Top of Provided data

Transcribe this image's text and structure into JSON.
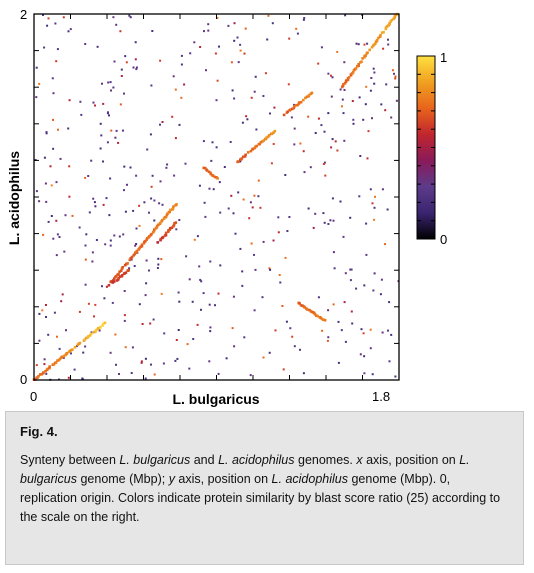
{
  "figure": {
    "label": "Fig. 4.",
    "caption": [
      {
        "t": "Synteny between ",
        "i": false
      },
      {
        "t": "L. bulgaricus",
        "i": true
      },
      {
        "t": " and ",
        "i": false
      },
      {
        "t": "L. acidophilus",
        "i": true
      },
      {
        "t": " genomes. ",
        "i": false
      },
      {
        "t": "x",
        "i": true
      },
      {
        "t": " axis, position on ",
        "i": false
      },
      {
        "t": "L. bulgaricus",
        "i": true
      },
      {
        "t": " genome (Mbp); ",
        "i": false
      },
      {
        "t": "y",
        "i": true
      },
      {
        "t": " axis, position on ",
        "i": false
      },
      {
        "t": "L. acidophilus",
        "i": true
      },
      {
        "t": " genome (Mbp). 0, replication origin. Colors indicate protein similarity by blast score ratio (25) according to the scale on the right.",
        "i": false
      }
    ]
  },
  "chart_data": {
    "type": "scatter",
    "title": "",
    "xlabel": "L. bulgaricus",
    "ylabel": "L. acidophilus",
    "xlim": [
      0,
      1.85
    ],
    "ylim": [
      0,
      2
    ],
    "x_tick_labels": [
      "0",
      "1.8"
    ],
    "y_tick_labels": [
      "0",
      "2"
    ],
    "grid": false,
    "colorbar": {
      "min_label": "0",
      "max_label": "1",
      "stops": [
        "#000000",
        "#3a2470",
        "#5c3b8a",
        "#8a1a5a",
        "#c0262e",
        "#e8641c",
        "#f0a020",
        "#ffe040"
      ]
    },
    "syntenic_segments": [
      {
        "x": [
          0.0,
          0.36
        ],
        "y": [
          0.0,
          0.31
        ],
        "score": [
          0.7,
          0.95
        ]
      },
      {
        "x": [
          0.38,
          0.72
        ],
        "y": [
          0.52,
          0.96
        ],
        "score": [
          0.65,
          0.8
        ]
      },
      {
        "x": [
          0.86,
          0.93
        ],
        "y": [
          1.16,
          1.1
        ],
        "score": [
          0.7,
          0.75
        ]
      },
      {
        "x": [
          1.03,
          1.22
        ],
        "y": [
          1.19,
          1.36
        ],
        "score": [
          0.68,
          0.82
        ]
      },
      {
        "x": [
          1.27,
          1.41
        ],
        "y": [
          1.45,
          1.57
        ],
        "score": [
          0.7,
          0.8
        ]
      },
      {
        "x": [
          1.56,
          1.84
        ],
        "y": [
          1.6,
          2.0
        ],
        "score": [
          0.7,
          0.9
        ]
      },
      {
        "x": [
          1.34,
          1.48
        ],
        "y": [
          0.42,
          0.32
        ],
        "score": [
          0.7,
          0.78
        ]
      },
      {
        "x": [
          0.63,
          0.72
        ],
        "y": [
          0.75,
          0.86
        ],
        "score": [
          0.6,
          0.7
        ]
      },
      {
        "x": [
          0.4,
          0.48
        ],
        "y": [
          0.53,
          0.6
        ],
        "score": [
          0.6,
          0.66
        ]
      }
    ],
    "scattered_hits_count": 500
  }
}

Bottom of Provided data
Top of Provided data

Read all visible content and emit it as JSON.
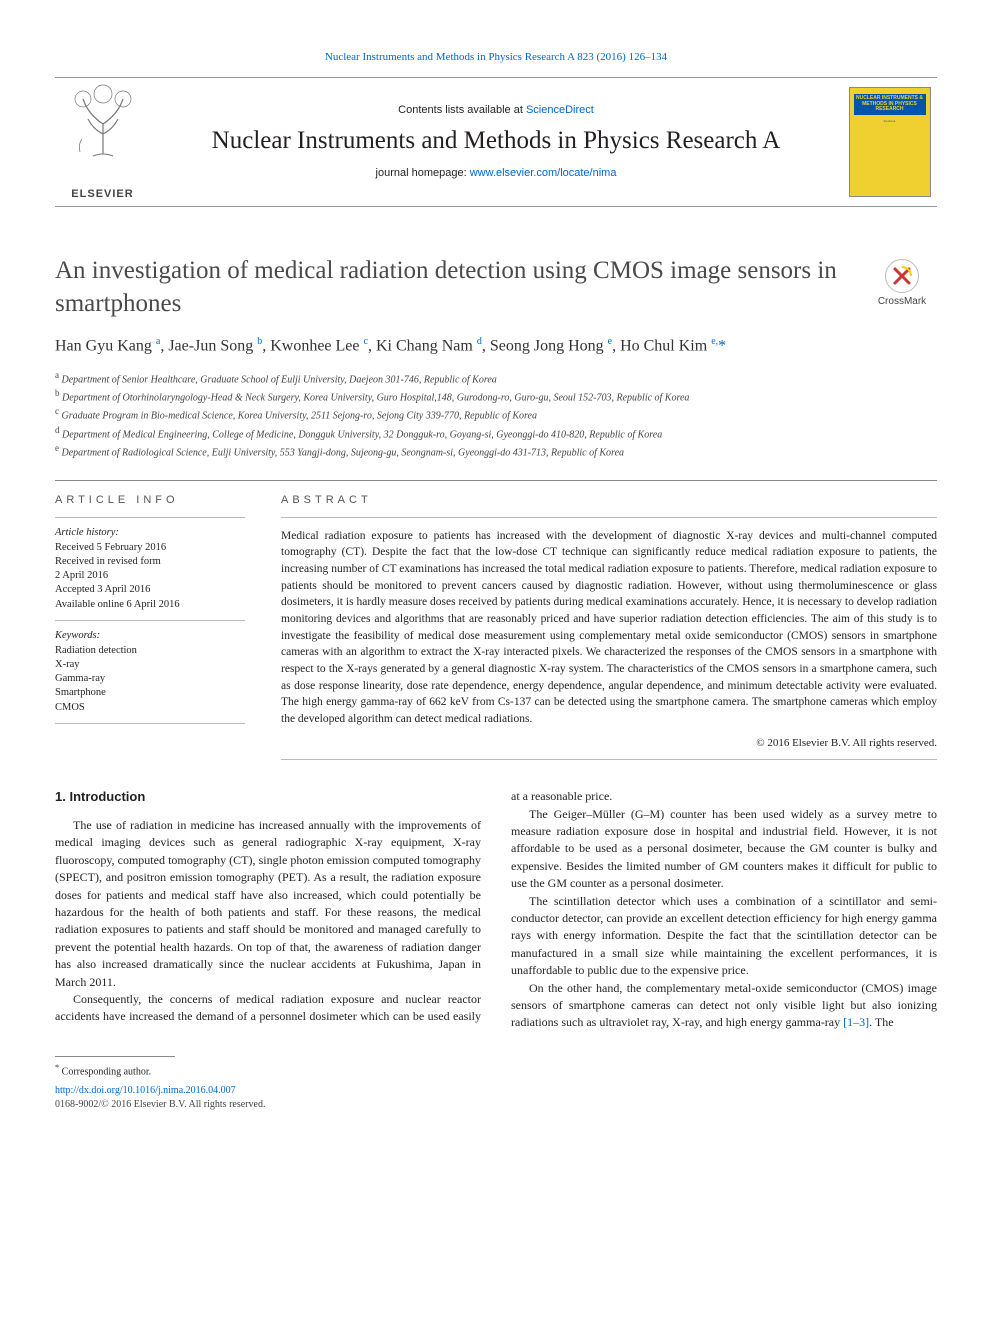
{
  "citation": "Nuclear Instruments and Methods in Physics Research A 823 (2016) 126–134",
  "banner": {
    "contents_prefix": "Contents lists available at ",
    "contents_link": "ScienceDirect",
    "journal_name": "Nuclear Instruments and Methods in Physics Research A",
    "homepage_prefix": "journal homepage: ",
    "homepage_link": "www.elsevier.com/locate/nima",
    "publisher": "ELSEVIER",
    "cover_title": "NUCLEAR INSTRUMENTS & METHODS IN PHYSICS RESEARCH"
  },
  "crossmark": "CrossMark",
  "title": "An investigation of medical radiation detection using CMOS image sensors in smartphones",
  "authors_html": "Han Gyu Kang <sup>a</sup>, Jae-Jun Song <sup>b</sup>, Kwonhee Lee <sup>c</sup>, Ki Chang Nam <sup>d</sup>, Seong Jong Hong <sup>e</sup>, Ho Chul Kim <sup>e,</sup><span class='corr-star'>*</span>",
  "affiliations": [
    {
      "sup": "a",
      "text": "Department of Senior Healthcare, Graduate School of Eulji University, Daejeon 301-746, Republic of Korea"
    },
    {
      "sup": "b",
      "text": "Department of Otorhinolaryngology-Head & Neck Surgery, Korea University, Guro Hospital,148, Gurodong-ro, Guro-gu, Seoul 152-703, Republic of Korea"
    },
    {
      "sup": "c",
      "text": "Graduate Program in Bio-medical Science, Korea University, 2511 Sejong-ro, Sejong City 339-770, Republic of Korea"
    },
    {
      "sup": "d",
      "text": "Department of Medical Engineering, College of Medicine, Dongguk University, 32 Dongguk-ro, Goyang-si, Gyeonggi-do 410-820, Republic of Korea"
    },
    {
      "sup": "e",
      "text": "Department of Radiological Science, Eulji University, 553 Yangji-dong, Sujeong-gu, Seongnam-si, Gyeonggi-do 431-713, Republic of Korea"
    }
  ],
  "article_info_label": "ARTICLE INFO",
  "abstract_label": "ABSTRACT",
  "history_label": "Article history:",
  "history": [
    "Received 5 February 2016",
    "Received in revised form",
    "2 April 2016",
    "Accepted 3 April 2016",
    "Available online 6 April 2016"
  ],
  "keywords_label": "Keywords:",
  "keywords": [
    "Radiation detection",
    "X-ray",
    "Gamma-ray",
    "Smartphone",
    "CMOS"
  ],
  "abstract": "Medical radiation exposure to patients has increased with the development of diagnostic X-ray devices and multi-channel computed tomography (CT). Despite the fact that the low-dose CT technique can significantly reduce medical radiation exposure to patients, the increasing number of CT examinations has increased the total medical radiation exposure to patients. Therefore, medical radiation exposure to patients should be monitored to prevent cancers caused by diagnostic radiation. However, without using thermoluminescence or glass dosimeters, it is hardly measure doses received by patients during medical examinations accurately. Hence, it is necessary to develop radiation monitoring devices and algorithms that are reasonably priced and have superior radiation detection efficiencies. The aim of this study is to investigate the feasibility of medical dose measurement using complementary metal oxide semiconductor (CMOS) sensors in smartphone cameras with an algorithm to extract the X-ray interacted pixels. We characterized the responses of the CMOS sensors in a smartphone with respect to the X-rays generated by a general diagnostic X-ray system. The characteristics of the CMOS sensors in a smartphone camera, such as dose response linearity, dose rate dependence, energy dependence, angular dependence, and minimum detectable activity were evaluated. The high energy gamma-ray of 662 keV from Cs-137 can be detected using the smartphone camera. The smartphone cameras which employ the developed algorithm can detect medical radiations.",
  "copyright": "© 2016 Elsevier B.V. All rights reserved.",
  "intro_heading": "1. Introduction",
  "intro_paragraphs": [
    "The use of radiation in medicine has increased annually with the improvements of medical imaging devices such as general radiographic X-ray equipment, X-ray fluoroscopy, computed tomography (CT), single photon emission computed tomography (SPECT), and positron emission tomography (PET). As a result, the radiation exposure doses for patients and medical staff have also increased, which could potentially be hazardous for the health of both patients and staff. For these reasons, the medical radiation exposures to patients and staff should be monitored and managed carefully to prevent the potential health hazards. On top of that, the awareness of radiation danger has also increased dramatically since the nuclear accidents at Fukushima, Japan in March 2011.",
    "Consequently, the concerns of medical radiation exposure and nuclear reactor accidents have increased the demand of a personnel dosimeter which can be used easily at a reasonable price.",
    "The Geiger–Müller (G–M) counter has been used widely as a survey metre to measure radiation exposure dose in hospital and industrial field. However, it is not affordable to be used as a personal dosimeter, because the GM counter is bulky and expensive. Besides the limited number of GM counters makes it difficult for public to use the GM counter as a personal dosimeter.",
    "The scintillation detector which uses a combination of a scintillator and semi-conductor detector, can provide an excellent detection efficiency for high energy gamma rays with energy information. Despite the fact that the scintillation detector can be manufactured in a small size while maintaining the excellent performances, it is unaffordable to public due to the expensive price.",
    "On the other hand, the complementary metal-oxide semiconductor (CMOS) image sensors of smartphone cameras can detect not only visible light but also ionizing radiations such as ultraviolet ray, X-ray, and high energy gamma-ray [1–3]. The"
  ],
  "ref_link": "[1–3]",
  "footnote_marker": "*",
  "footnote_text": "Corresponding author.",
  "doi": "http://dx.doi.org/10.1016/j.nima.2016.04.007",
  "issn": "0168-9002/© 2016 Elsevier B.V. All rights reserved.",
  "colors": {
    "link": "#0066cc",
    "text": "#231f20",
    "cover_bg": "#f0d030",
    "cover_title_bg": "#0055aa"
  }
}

Bottom of Provided data

> [Goal of the exercise]: Look through the entries and copy every line in which the string "University" appears.

> [Response for this exercise]:
      "text": "Department of Senior Healthcare, Graduate School of Eulji University, Daejeon 301-746, Republic of Korea"
      "text": "Department of Otorhinolaryngology-Head & Neck Surgery, Korea University, Guro Hospital,148, Gurodong-ro, Guro-gu, Seoul 152-703, Republic of Korea"
      "text": "Graduate Program in Bio-medical Science, Korea University, 2511 Sejong-ro, Sejong City 339-770, Republic of Korea"
      "text": "Department of Medical Engineering, College of Medicine, Dongguk University, 32 Dongguk-ro, Goyang-si, Gyeonggi-do 410-820, Republic of Korea"
      "text": "Department of Radiological Science, Eulji University, 553 Yangji-dong, Sujeong-gu, Seongnam-si, Gyeonggi-do 431-713, Republic of Korea"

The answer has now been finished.